## Aim of the task
Locate all lines in the data below that hold "multimode" and show them.

** START OF Record extracts **

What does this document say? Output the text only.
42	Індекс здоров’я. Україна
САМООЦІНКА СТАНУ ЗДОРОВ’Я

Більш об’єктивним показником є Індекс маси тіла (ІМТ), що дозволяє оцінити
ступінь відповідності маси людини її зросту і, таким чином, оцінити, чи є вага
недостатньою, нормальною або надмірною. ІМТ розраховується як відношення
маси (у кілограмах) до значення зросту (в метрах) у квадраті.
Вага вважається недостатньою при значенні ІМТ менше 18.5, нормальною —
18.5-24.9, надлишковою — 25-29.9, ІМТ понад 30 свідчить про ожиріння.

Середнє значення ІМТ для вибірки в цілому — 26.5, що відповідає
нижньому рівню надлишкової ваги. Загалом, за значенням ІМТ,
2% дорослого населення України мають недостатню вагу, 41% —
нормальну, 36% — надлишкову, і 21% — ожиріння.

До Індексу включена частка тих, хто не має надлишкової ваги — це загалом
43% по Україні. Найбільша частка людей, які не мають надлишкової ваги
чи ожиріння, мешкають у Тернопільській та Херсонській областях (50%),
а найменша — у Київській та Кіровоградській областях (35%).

** END OF Record extracts **
** START OF Record extracts **

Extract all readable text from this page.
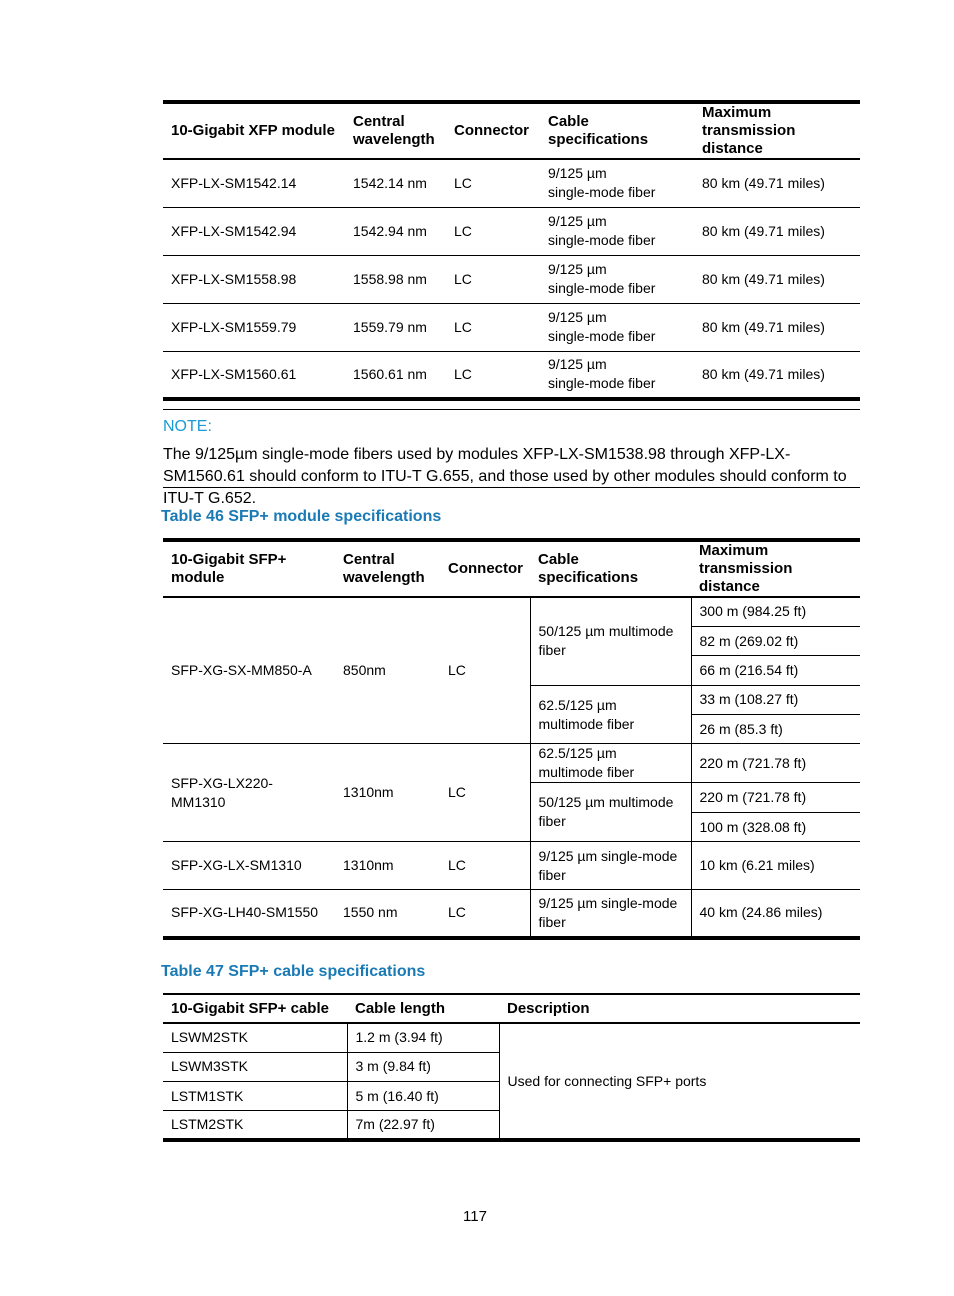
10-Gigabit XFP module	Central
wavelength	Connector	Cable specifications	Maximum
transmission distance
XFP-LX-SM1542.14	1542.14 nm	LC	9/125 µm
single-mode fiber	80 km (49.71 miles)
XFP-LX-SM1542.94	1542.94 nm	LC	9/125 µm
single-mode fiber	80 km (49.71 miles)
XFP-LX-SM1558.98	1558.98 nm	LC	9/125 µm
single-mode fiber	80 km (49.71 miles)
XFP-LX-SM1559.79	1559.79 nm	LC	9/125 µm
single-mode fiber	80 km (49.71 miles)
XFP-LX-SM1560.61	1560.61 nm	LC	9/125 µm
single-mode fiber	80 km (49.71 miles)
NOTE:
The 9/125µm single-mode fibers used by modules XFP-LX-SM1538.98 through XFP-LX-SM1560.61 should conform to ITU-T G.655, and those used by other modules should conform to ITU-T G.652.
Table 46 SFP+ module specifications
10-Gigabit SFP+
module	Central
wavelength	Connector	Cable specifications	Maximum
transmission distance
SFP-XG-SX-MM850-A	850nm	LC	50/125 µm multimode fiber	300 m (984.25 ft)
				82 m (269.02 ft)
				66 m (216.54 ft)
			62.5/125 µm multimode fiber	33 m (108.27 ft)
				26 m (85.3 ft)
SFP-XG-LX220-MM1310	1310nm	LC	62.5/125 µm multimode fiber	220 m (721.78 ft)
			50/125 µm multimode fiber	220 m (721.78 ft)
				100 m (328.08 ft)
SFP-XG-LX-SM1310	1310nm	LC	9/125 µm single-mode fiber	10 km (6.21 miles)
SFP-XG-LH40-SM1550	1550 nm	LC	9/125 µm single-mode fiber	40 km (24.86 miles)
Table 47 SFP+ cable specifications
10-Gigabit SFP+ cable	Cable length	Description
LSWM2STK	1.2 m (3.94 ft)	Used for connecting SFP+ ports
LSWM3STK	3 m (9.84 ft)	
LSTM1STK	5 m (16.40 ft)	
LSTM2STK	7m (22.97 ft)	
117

** END OF Record extracts **
** START OF Record extracts **

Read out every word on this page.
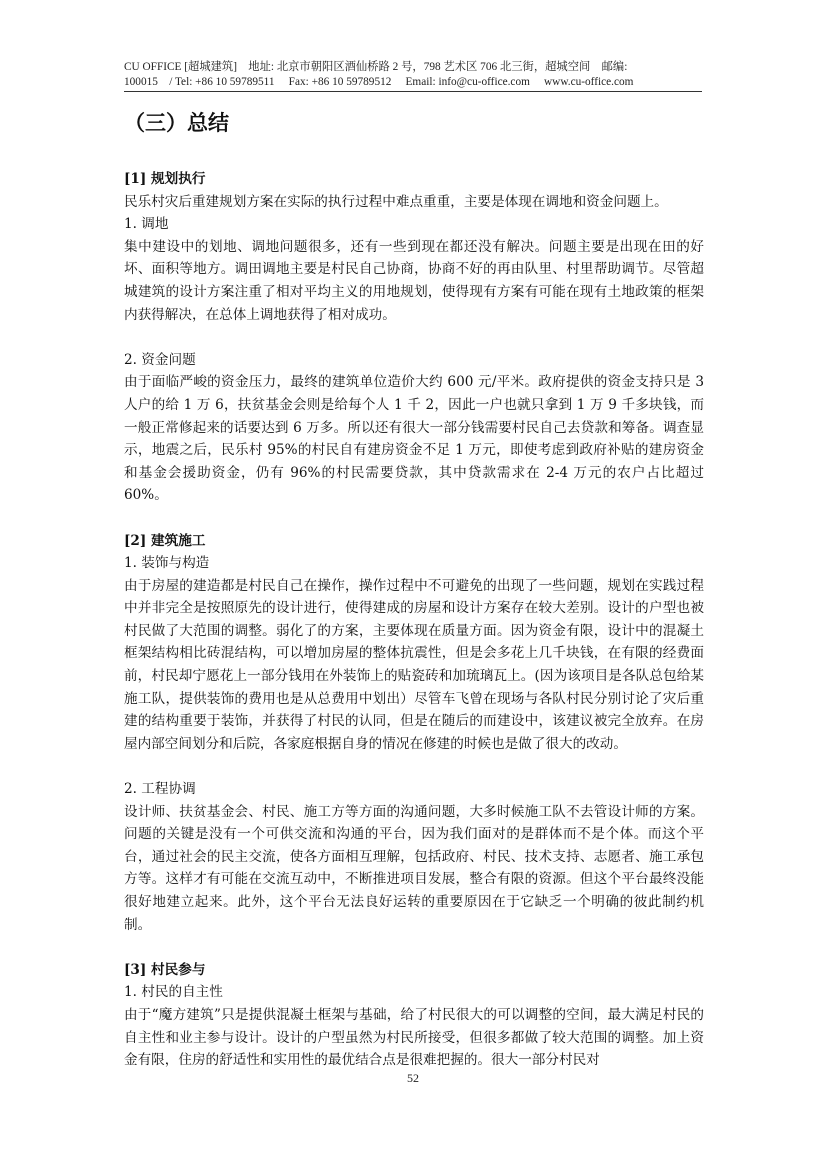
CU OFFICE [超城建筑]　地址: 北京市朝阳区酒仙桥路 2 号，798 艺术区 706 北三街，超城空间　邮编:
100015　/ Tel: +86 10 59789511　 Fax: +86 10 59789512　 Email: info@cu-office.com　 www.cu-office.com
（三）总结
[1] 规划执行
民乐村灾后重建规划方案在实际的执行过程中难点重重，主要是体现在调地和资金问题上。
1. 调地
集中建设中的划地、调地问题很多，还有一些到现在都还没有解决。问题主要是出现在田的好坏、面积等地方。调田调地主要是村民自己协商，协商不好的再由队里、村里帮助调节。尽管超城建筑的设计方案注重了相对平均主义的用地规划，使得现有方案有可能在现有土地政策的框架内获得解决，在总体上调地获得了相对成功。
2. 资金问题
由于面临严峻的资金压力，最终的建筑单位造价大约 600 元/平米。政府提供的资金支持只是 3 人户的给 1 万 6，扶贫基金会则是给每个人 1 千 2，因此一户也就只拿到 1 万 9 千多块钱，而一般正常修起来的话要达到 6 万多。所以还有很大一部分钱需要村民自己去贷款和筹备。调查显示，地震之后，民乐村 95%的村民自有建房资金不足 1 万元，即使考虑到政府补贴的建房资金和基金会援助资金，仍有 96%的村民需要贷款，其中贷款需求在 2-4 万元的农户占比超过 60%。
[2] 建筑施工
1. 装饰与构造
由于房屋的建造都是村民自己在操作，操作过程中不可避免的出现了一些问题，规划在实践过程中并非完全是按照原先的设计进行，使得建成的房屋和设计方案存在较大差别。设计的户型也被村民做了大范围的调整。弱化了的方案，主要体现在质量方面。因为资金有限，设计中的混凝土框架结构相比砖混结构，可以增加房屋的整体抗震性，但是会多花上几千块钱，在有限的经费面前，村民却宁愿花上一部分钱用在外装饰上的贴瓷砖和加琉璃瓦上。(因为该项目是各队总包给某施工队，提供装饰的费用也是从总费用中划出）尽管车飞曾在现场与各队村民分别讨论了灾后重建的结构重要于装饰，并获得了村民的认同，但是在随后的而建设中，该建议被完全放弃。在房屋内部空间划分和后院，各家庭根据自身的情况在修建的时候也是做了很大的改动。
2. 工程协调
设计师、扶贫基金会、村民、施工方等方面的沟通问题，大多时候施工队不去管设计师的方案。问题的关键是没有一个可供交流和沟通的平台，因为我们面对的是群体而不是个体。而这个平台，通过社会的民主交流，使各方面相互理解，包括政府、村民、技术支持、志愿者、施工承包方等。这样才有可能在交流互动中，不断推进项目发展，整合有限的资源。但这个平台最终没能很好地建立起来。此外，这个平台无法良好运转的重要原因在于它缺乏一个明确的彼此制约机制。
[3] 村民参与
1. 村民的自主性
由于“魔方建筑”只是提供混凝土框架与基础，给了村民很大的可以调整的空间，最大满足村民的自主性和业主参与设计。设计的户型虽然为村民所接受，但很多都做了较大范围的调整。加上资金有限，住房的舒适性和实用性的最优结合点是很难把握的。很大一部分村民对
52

** END OF Record extracts **

## Solution for this problem
SFP-XG-SX-MM850-A	850nm	LC	50/125 µm multimode fiber	300 m (984.25 ft)
			62.5/125 µm multimode fiber	33 m (108.27 ft)
SFP-XG-LX220-MM1310	1310nm	LC	62.5/125 µm multimode fiber	220 m (721.78 ft)
			50/125 µm multimode fiber	220 m (721.78 ft)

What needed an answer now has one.